§ **Written request**:
State how many lines of the entries hold the string "steering", and output nothing but that count.

(begin)

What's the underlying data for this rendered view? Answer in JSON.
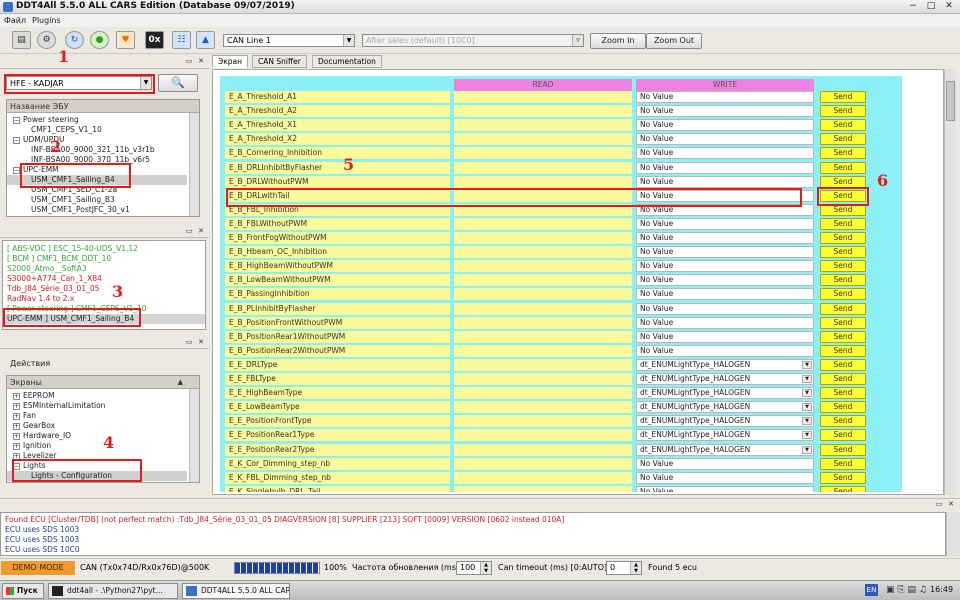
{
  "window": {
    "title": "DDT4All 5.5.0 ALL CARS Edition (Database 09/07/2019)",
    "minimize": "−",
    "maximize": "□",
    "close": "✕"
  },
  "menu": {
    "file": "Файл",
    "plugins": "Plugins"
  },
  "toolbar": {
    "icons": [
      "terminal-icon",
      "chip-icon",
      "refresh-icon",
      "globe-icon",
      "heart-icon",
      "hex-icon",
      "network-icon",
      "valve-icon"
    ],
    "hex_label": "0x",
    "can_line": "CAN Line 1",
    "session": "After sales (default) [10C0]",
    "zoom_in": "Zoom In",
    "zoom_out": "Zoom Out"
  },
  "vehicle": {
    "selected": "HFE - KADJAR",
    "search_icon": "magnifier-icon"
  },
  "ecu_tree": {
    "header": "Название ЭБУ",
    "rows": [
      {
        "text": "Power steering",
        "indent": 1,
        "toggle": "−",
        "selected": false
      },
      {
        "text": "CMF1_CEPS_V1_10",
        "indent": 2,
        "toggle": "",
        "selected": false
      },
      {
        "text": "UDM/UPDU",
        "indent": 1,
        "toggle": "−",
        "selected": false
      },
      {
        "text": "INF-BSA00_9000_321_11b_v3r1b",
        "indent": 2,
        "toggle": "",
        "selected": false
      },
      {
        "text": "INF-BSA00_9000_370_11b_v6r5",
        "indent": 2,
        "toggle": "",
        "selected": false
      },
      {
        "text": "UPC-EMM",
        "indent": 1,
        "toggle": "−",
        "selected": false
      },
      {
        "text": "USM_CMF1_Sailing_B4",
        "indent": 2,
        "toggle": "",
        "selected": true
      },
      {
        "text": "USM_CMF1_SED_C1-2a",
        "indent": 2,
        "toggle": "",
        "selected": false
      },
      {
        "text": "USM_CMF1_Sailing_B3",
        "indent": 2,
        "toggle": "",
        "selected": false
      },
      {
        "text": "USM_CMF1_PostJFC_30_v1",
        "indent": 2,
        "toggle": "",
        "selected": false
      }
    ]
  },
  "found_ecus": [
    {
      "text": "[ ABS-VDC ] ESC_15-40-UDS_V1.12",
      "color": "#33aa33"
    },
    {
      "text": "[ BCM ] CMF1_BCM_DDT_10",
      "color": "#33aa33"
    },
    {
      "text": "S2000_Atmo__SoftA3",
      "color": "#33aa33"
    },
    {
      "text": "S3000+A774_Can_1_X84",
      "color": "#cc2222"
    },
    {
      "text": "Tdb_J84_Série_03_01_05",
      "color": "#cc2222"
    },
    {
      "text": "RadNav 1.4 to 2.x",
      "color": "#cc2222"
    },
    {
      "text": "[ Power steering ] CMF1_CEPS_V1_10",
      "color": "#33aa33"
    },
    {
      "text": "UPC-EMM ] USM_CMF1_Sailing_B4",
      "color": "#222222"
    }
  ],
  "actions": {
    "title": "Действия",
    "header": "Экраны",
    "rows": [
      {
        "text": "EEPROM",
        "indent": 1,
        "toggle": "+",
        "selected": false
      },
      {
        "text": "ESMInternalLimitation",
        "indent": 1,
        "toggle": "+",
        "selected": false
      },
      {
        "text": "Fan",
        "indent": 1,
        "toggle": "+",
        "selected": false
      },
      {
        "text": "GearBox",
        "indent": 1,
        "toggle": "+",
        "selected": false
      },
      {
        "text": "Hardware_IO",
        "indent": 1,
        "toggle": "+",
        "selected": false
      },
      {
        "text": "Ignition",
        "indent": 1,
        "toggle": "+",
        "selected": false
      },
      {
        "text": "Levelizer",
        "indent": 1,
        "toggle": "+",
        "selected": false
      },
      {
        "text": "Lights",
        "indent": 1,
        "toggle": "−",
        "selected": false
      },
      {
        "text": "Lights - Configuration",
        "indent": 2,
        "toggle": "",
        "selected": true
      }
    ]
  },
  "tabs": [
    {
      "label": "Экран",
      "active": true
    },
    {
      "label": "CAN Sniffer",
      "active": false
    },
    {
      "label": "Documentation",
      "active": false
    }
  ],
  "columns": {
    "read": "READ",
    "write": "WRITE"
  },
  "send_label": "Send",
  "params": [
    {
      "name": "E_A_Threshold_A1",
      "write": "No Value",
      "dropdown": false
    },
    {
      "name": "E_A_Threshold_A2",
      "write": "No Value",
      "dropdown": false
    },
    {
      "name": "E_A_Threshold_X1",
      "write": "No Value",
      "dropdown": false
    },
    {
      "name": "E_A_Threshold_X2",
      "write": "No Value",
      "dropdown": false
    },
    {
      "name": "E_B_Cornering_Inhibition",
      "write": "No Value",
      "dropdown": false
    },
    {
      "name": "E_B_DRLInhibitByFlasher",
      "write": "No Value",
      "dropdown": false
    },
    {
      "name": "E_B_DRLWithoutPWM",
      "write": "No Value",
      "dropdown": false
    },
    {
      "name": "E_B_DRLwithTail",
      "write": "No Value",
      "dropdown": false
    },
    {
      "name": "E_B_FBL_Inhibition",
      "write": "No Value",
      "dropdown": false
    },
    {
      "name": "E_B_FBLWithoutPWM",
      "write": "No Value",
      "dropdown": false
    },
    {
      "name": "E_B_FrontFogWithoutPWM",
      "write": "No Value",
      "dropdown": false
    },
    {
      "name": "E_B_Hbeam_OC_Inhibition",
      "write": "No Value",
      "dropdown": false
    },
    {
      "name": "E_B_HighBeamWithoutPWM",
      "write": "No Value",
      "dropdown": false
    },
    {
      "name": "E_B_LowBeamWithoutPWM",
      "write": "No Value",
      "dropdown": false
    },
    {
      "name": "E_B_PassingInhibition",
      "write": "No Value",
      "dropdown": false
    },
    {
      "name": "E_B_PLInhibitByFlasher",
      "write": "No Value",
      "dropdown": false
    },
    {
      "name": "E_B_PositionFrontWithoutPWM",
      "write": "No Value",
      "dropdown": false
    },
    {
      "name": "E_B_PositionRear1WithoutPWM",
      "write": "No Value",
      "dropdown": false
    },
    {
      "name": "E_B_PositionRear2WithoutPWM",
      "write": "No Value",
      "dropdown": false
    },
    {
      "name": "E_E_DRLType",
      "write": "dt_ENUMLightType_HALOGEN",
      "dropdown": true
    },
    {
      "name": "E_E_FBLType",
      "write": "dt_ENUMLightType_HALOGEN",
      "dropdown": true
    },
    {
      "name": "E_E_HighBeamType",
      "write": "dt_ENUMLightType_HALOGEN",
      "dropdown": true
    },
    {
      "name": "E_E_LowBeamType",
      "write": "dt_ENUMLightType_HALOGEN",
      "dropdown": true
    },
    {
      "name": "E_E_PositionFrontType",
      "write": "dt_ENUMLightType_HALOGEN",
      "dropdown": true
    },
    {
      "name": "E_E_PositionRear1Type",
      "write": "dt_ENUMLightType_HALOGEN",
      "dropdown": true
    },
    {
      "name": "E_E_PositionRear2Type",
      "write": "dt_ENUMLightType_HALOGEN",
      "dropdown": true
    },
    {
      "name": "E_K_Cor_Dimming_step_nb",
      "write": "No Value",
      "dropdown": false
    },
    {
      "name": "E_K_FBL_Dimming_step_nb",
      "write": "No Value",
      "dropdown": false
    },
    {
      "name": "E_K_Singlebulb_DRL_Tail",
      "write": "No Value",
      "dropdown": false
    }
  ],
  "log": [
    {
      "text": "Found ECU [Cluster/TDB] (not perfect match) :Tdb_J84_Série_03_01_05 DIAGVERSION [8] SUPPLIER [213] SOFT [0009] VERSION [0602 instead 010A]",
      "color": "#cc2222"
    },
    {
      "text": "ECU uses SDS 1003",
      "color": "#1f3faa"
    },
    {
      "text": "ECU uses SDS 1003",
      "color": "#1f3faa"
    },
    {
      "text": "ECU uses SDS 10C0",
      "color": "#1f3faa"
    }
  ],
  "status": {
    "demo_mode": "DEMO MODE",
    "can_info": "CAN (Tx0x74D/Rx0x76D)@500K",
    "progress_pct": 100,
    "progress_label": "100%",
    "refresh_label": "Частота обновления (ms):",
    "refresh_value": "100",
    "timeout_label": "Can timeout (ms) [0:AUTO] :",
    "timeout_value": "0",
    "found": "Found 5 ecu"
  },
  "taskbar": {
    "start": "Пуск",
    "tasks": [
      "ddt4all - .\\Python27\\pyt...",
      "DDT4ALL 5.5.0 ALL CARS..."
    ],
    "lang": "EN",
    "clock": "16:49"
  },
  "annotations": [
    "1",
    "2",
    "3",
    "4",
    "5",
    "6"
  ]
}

(end)

§ **Written response**:
2